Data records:
════════════════════
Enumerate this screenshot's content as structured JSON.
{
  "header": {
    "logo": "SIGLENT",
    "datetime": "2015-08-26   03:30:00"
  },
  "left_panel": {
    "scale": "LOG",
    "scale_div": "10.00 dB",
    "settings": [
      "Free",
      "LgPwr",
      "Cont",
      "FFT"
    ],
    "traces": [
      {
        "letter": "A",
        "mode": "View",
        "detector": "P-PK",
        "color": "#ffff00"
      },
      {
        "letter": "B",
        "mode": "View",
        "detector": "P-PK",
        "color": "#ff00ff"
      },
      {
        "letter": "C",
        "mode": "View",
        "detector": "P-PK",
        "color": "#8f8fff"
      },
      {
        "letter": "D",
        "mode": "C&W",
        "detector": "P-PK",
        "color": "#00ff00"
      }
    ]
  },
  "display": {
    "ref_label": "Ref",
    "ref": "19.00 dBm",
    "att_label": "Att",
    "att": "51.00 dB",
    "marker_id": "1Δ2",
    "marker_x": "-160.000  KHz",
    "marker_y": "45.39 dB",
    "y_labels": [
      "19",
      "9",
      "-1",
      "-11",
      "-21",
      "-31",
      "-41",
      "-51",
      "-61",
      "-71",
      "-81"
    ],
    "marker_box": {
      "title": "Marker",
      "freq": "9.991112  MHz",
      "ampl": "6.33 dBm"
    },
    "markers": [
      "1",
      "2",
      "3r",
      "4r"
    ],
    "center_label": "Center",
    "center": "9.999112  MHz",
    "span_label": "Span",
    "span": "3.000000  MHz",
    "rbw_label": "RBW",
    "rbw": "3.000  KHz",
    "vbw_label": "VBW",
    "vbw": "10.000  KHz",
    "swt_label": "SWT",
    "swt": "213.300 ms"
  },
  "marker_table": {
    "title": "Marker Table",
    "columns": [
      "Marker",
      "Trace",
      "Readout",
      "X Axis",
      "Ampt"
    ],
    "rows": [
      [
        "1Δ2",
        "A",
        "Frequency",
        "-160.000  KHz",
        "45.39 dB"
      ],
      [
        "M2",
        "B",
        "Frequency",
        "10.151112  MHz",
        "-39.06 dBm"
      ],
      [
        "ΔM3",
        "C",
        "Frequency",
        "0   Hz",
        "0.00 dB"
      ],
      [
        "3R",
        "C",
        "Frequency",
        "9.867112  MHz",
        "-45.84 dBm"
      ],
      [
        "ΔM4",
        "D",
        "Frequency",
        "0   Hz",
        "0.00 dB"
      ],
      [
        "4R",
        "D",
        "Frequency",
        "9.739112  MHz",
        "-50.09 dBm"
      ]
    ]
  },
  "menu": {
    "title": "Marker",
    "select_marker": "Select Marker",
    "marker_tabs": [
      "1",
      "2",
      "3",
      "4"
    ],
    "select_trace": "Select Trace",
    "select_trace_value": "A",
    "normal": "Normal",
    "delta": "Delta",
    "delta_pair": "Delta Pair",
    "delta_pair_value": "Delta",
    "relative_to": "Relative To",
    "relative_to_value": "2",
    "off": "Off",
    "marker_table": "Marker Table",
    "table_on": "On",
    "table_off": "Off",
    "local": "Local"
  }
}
════════════════════
→ Goal of the exercise: Each record above must be given again exactly.

→ Completed task:
Enumerate this screenshot's content as structured JSON.
{
  "header": {
    "logo": "SIGLENT",
    "datetime": "2015-08-26   03:30:00"
  },
  "left_panel": {
    "scale": "LOG",
    "scale_div": "10.00 dB",
    "settings": [
      "Free",
      "LgPwr",
      "Cont",
      "FFT"
    ],
    "traces": [
      {
        "letter": "A",
        "mode": "View",
        "detector": "P-PK",
        "color": "#ffff00"
      },
      {
        "letter": "B",
        "mode": "View",
        "detector": "P-PK",
        "color": "#ff00ff"
      },
      {
        "letter": "C",
        "mode": "View",
        "detector": "P-PK",
        "color": "#8f8fff"
      },
      {
        "letter": "D",
        "mode": "C&W",
        "detector": "P-PK",
        "color": "#00ff00"
      }
    ]
  },
  "display": {
    "ref_label": "Ref",
    "ref": "19.00 dBm",
    "att_label": "Att",
    "att": "51.00 dB",
    "marker_id": "1Δ2",
    "marker_x": "-160.000  KHz",
    "marker_y": "45.39 dB",
    "y_labels": [
      "19",
      "9",
      "-1",
      "-11",
      "-21",
      "-31",
      "-41",
      "-51",
      "-61",
      "-71",
      "-81"
    ],
    "marker_box": {
      "title": "Marker",
      "freq": "9.991112  MHz",
      "ampl": "6.33 dBm"
    },
    "markers": [
      "1",
      "2",
      "3r",
      "4r"
    ],
    "center_label": "Center",
    "center": "9.999112  MHz",
    "span_label": "Span",
    "span": "3.000000  MHz",
    "rbw_label": "RBW",
    "rbw": "3.000  KHz",
    "vbw_label": "VBW",
    "vbw": "10.000  KHz",
    "swt_label": "SWT",
    "swt": "213.300 ms"
  },
  "marker_table": {
    "title": "Marker Table",
    "columns": [
      "Marker",
      "Trace",
      "Readout",
      "X Axis",
      "Ampt"
    ],
    "rows": [
      [
        "1Δ2",
        "A",
        "Frequency",
        "-160.000  KHz",
        "45.39 dB"
      ],
      [
        "M2",
        "B",
        "Frequency",
        "10.151112  MHz",
        "-39.06 dBm"
      ],
      [
        "ΔM3",
        "C",
        "Frequency",
        "0   Hz",
        "0.00 dB"
      ],
      [
        "3R",
        "C",
        "Frequency",
        "9.867112  MHz",
        "-45.84 dBm"
      ],
      [
        "ΔM4",
        "D",
        "Frequency",
        "0   Hz",
        "0.00 dB"
      ],
      [
        "4R",
        "D",
        "Frequency",
        "9.739112  MHz",
        "-50.09 dBm"
      ]
    ]
  },
  "menu": {
    "title": "Marker",
    "select_marker": "Select Marker",
    "marker_tabs": [
      "1",
      "2",
      "3",
      "4"
    ],
    "select_trace": "Select Trace",
    "select_trace_value": "A",
    "normal": "Normal",
    "delta": "Delta",
    "delta_pair": "Delta Pair",
    "delta_pair_value": "Delta",
    "relative_to": "Relative To",
    "relative_to_value": "2",
    "off": "Off",
    "marker_table": "Marker Table",
    "table_on": "On",
    "table_off": "Off",
    "local": "Local"
  }
}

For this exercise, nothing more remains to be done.